> Exercise: Go through the material and write it all out exactly, minus the pictures.

> Task material:
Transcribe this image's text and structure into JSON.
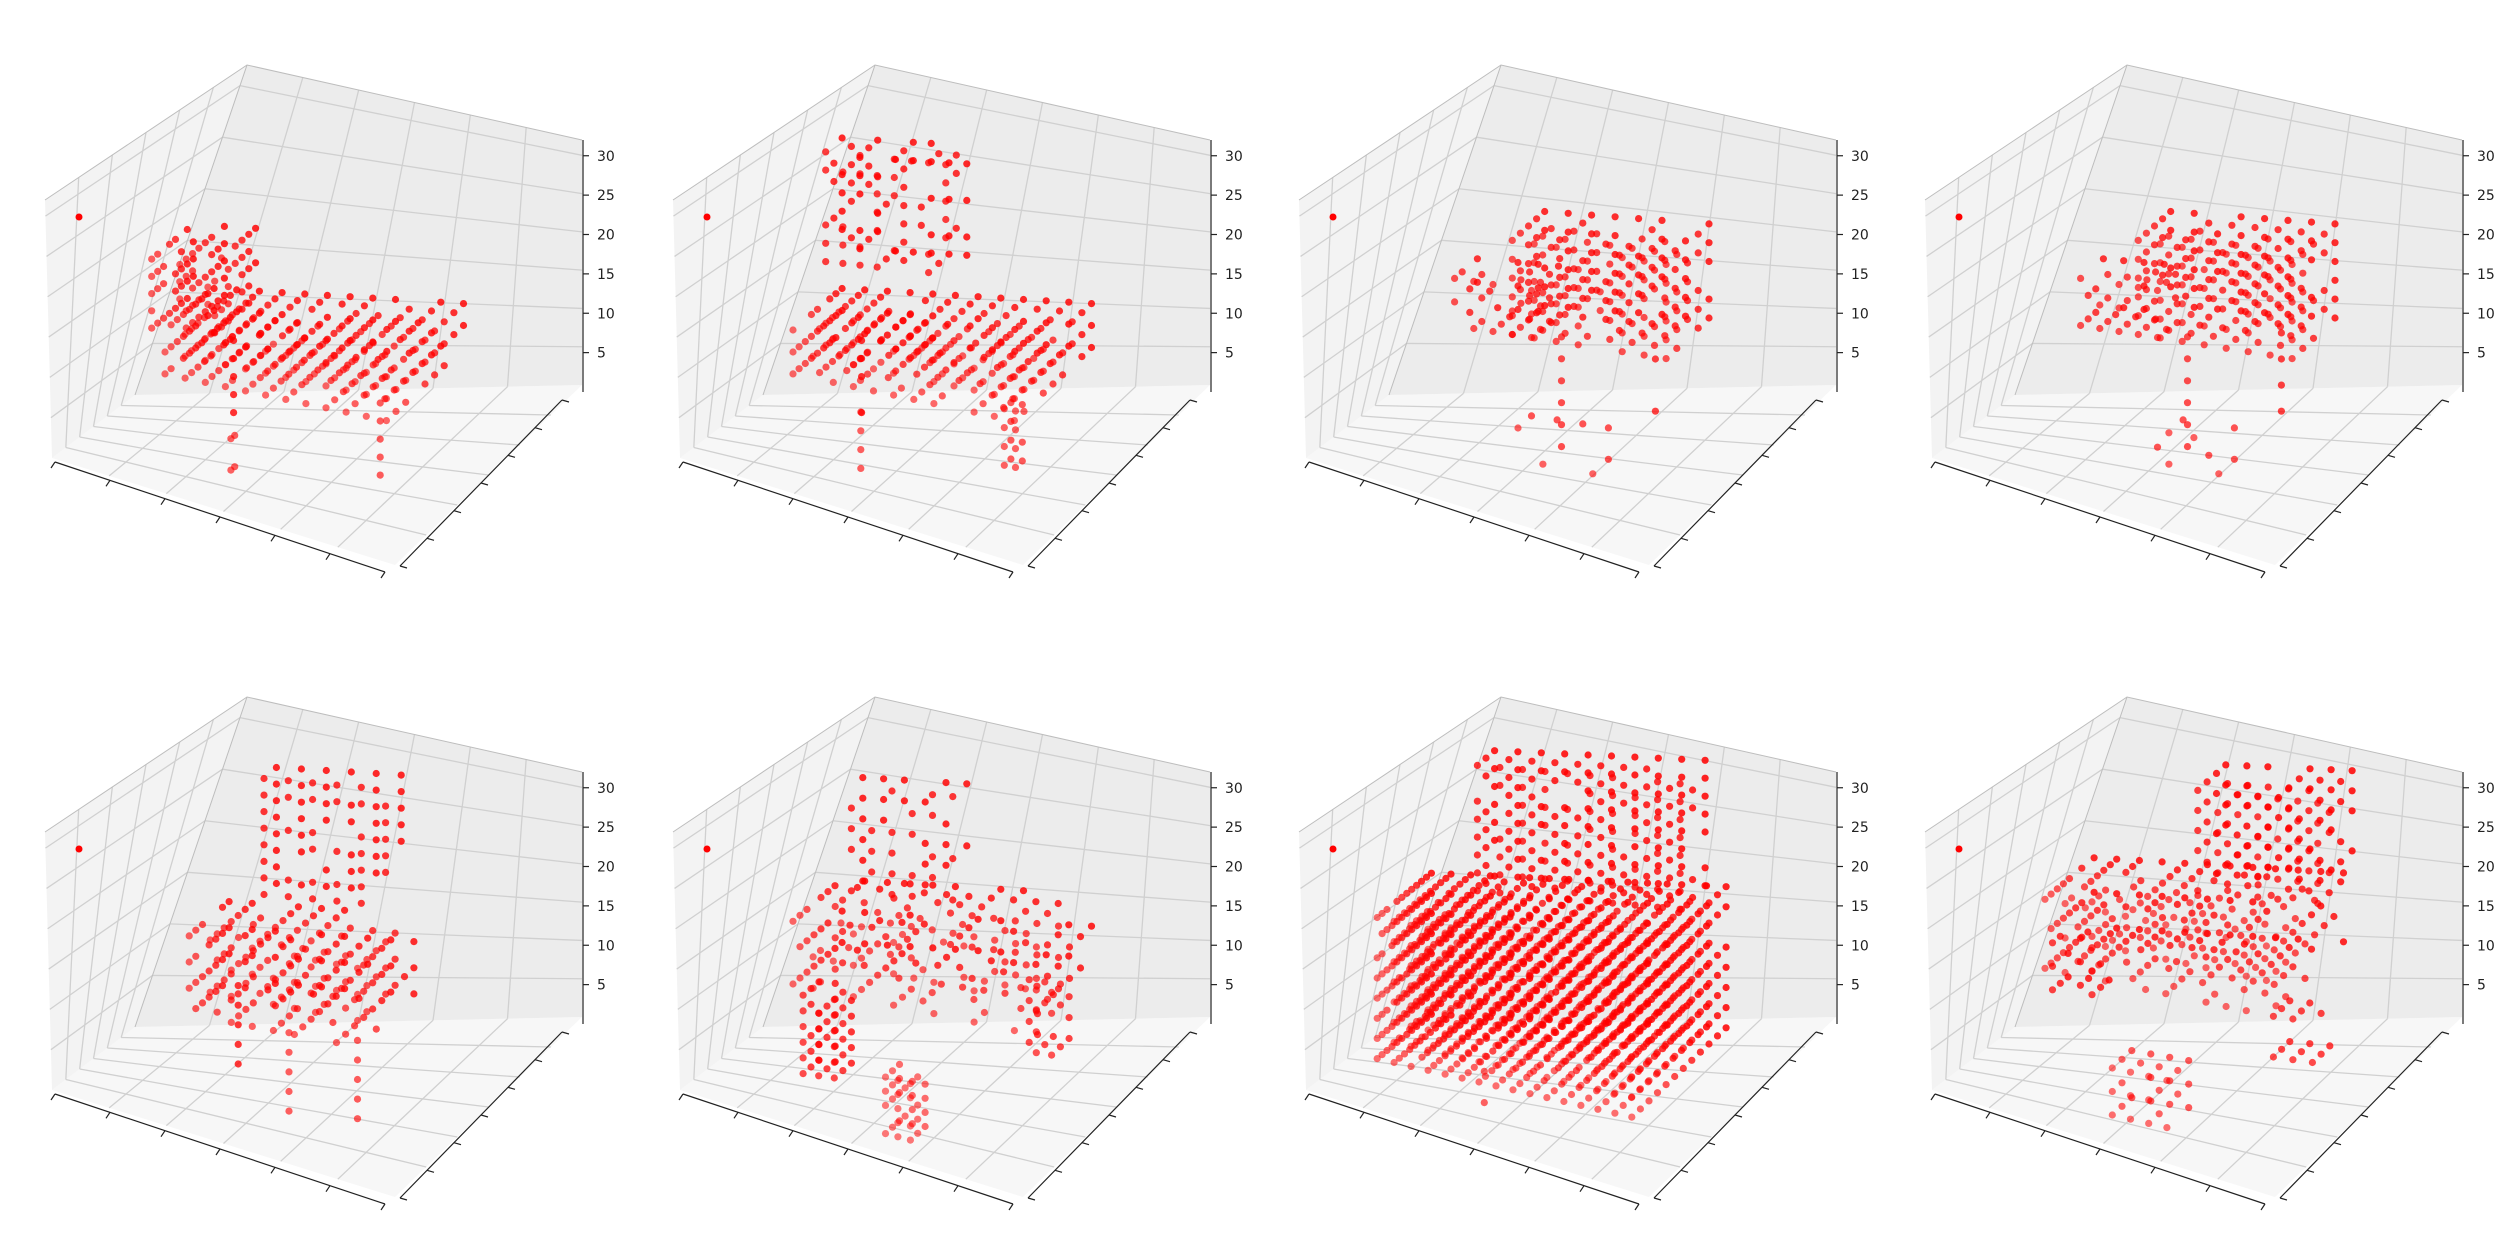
{
  "figure": {
    "rows": 2,
    "cols": 4
  },
  "style": {
    "point_color": "#ff0000",
    "pane_left": "#f3f3f3",
    "pane_back": "#ececec",
    "pane_floor": "#f7f7f7",
    "grid_color": "#d0d0d0",
    "axis_color": "#222222"
  },
  "chart_data": [
    {
      "type": "scatter",
      "projection": "3d",
      "shape": "voxel chair (wide seat with low back)",
      "z_ticks": [
        "5",
        "10",
        "15",
        "20",
        "25",
        "30"
      ],
      "zlim": [
        0,
        32
      ],
      "x_ticks_labeled": false,
      "y_ticks_labeled": false,
      "grid": true,
      "legend": "top-left marker only"
    },
    {
      "type": "scatter",
      "projection": "3d",
      "shape": "voxel chair (bench with curved back frame)",
      "z_ticks": [
        "5",
        "10",
        "15",
        "20",
        "25",
        "30"
      ],
      "zlim": [
        0,
        32
      ],
      "x_ticks_labeled": false,
      "y_ticks_labeled": false,
      "grid": true,
      "legend": "top-left marker only"
    },
    {
      "type": "scatter",
      "projection": "3d",
      "shape": "voxel chair (small side view)",
      "z_ticks": [
        "5",
        "10",
        "15",
        "20",
        "25",
        "30"
      ],
      "zlim": [
        0,
        32
      ],
      "x_ticks_labeled": false,
      "y_ticks_labeled": false,
      "grid": true,
      "legend": "top-left marker only"
    },
    {
      "type": "scatter",
      "projection": "3d",
      "shape": "voxel chair (small side view)",
      "z_ticks": [
        "5",
        "10",
        "15",
        "20",
        "25",
        "30"
      ],
      "zlim": [
        0,
        32
      ],
      "x_ticks_labeled": false,
      "y_ticks_labeled": false,
      "grid": true,
      "legend": "top-left marker only"
    },
    {
      "type": "scatter",
      "projection": "3d",
      "shape": "voxel chair (upright with four legs)",
      "z_ticks": [
        "5",
        "10",
        "15",
        "20",
        "25",
        "30"
      ],
      "zlim": [
        0,
        32
      ],
      "x_ticks_labeled": false,
      "y_ticks_labeled": false,
      "grid": true,
      "legend": "top-left marker only"
    },
    {
      "type": "scatter",
      "projection": "3d",
      "shape": "voxel chair (frame with separate legs)",
      "z_ticks": [
        "5",
        "10",
        "15",
        "20",
        "25",
        "30"
      ],
      "zlim": [
        0,
        32
      ],
      "x_ticks_labeled": false,
      "y_ticks_labeled": false,
      "grid": true,
      "legend": "top-left marker only"
    },
    {
      "type": "scatter",
      "projection": "3d",
      "shape": "voxel armchair (solid, dense)",
      "z_ticks": [
        "5",
        "10",
        "15",
        "20",
        "25",
        "30"
      ],
      "zlim": [
        0,
        32
      ],
      "x_ticks_labeled": false,
      "y_ticks_labeled": false,
      "grid": true,
      "legend": "top-left marker only"
    },
    {
      "type": "scatter",
      "projection": "3d",
      "shape": "voxel chair (reclined with detached legs)",
      "z_ticks": [
        "5",
        "10",
        "15",
        "20",
        "25",
        "30"
      ],
      "zlim": [
        0,
        32
      ],
      "x_ticks_labeled": false,
      "y_ticks_labeled": false,
      "grid": true,
      "legend": "top-left marker only"
    }
  ]
}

> Output below:
Transcribe this image's text and structure into JSON.
{
  "figure": {
    "rows": 2,
    "cols": 4
  },
  "style": {
    "point_color": "#ff0000",
    "pane_left": "#f3f3f3",
    "pane_back": "#ececec",
    "pane_floor": "#f7f7f7",
    "grid_color": "#d0d0d0",
    "axis_color": "#222222"
  },
  "chart_data": [
    {
      "type": "scatter",
      "projection": "3d",
      "shape": "voxel chair (wide seat with low back)",
      "z_ticks": [
        "5",
        "10",
        "15",
        "20",
        "25",
        "30"
      ],
      "zlim": [
        0,
        32
      ],
      "x_ticks_labeled": false,
      "y_ticks_labeled": false,
      "grid": true,
      "legend": "top-left marker only"
    },
    {
      "type": "scatter",
      "projection": "3d",
      "shape": "voxel chair (bench with curved back frame)",
      "z_ticks": [
        "5",
        "10",
        "15",
        "20",
        "25",
        "30"
      ],
      "zlim": [
        0,
        32
      ],
      "x_ticks_labeled": false,
      "y_ticks_labeled": false,
      "grid": true,
      "legend": "top-left marker only"
    },
    {
      "type": "scatter",
      "projection": "3d",
      "shape": "voxel chair (small side view)",
      "z_ticks": [
        "5",
        "10",
        "15",
        "20",
        "25",
        "30"
      ],
      "zlim": [
        0,
        32
      ],
      "x_ticks_labeled": false,
      "y_ticks_labeled": false,
      "grid": true,
      "legend": "top-left marker only"
    },
    {
      "type": "scatter",
      "projection": "3d",
      "shape": "voxel chair (small side view)",
      "z_ticks": [
        "5",
        "10",
        "15",
        "20",
        "25",
        "30"
      ],
      "zlim": [
        0,
        32
      ],
      "x_ticks_labeled": false,
      "y_ticks_labeled": false,
      "grid": true,
      "legend": "top-left marker only"
    },
    {
      "type": "scatter",
      "projection": "3d",
      "shape": "voxel chair (upright with four legs)",
      "z_ticks": [
        "5",
        "10",
        "15",
        "20",
        "25",
        "30"
      ],
      "zlim": [
        0,
        32
      ],
      "x_ticks_labeled": false,
      "y_ticks_labeled": false,
      "grid": true,
      "legend": "top-left marker only"
    },
    {
      "type": "scatter",
      "projection": "3d",
      "shape": "voxel chair (frame with separate legs)",
      "z_ticks": [
        "5",
        "10",
        "15",
        "20",
        "25",
        "30"
      ],
      "zlim": [
        0,
        32
      ],
      "x_ticks_labeled": false,
      "y_ticks_labeled": false,
      "grid": true,
      "legend": "top-left marker only"
    },
    {
      "type": "scatter",
      "projection": "3d",
      "shape": "voxel armchair (solid, dense)",
      "z_ticks": [
        "5",
        "10",
        "15",
        "20",
        "25",
        "30"
      ],
      "zlim": [
        0,
        32
      ],
      "x_ticks_labeled": false,
      "y_ticks_labeled": false,
      "grid": true,
      "legend": "top-left marker only"
    },
    {
      "type": "scatter",
      "projection": "3d",
      "shape": "voxel chair (reclined with detached legs)",
      "z_ticks": [
        "5",
        "10",
        "15",
        "20",
        "25",
        "30"
      ],
      "zlim": [
        0,
        32
      ],
      "x_ticks_labeled": false,
      "y_ticks_labeled": false,
      "grid": true,
      "legend": "top-left marker only"
    }
  ]
}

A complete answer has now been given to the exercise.